(SET TASK) Set every record down verbatim and omit the pictures.

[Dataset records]
+ + + + +

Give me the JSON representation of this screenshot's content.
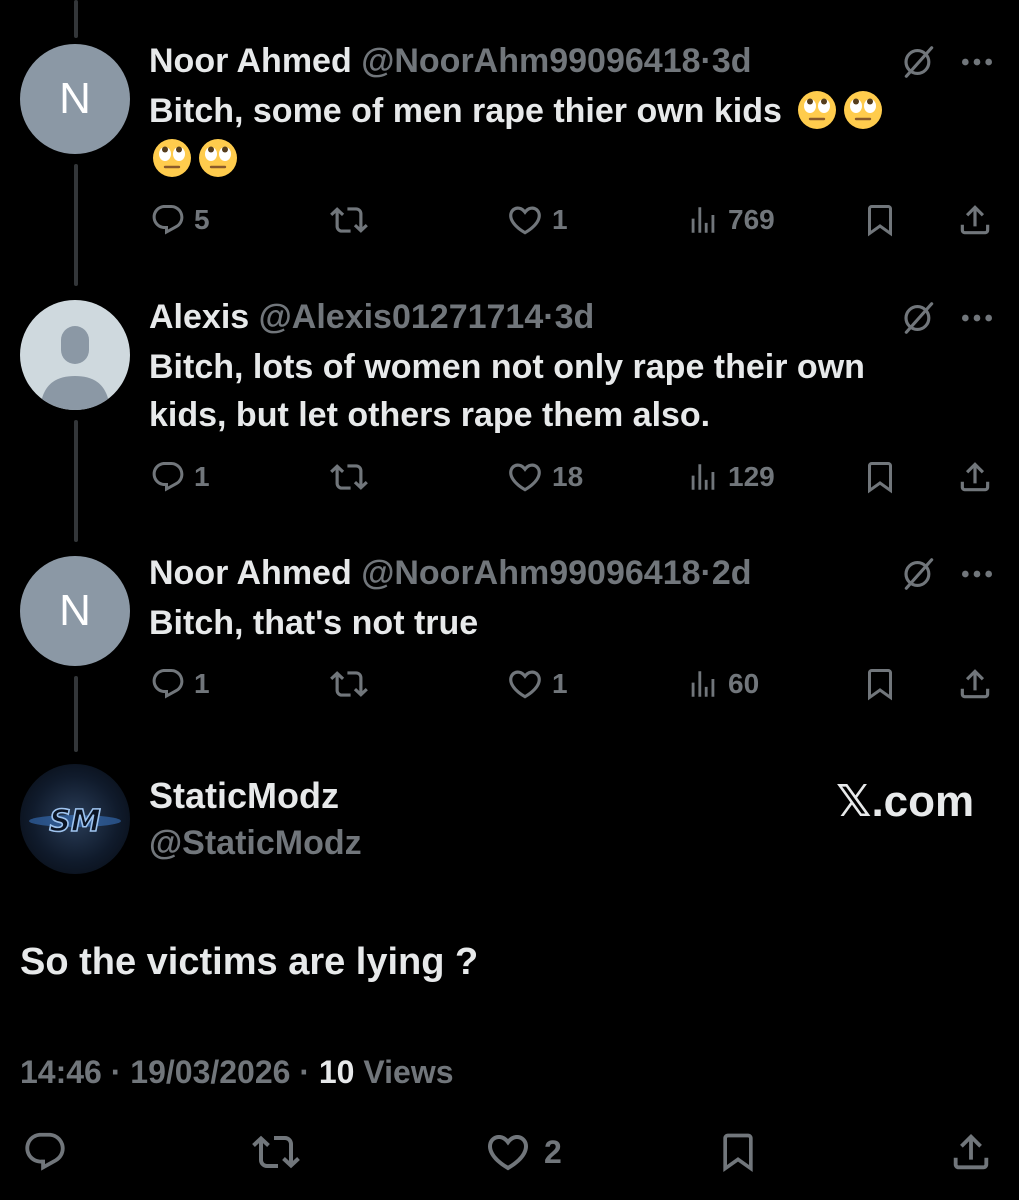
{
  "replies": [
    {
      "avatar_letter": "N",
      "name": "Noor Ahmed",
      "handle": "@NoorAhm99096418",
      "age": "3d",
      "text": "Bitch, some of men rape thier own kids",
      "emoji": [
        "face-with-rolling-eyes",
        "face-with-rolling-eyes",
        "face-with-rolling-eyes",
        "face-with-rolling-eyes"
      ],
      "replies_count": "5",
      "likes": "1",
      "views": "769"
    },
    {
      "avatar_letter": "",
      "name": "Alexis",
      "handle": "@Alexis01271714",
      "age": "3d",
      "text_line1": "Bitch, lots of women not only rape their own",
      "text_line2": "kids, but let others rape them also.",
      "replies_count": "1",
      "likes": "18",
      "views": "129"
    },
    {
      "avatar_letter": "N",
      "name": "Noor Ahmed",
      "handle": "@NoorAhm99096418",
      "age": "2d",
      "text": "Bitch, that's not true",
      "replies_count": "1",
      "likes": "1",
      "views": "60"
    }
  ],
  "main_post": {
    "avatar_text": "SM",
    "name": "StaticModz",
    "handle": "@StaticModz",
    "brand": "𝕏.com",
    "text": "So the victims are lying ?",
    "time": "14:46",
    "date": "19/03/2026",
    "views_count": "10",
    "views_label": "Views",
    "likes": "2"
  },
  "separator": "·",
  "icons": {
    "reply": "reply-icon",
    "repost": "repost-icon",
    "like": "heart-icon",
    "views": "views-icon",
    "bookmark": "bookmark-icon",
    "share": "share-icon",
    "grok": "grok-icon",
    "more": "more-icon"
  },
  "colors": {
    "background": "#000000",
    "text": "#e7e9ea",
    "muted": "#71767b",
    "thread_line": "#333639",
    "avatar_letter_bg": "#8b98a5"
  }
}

+ + + + +

(RESULT OF THE TASK)
Give me the JSON representation of this screenshot's content.
{
  "replies": [
    {
      "avatar_letter": "N",
      "name": "Noor Ahmed",
      "handle": "@NoorAhm99096418",
      "age": "3d",
      "text": "Bitch, some of men rape thier own kids",
      "emoji": [
        "face-with-rolling-eyes",
        "face-with-rolling-eyes",
        "face-with-rolling-eyes",
        "face-with-rolling-eyes"
      ],
      "replies_count": "5",
      "likes": "1",
      "views": "769"
    },
    {
      "avatar_letter": "",
      "name": "Alexis",
      "handle": "@Alexis01271714",
      "age": "3d",
      "text_line1": "Bitch, lots of women not only rape their own",
      "text_line2": "kids, but let others rape them also.",
      "replies_count": "1",
      "likes": "18",
      "views": "129"
    },
    {
      "avatar_letter": "N",
      "name": "Noor Ahmed",
      "handle": "@NoorAhm99096418",
      "age": "2d",
      "text": "Bitch, that's not true",
      "replies_count": "1",
      "likes": "1",
      "views": "60"
    }
  ],
  "main_post": {
    "avatar_text": "SM",
    "name": "StaticModz",
    "handle": "@StaticModz",
    "brand": "𝕏.com",
    "text": "So the victims are lying ?",
    "time": "14:46",
    "date": "19/03/2026",
    "views_count": "10",
    "views_label": "Views",
    "likes": "2"
  },
  "separator": "·",
  "icons": {
    "reply": "reply-icon",
    "repost": "repost-icon",
    "like": "heart-icon",
    "views": "views-icon",
    "bookmark": "bookmark-icon",
    "share": "share-icon",
    "grok": "grok-icon",
    "more": "more-icon"
  },
  "colors": {
    "background": "#000000",
    "text": "#e7e9ea",
    "muted": "#71767b",
    "thread_line": "#333639",
    "avatar_letter_bg": "#8b98a5"
  }
}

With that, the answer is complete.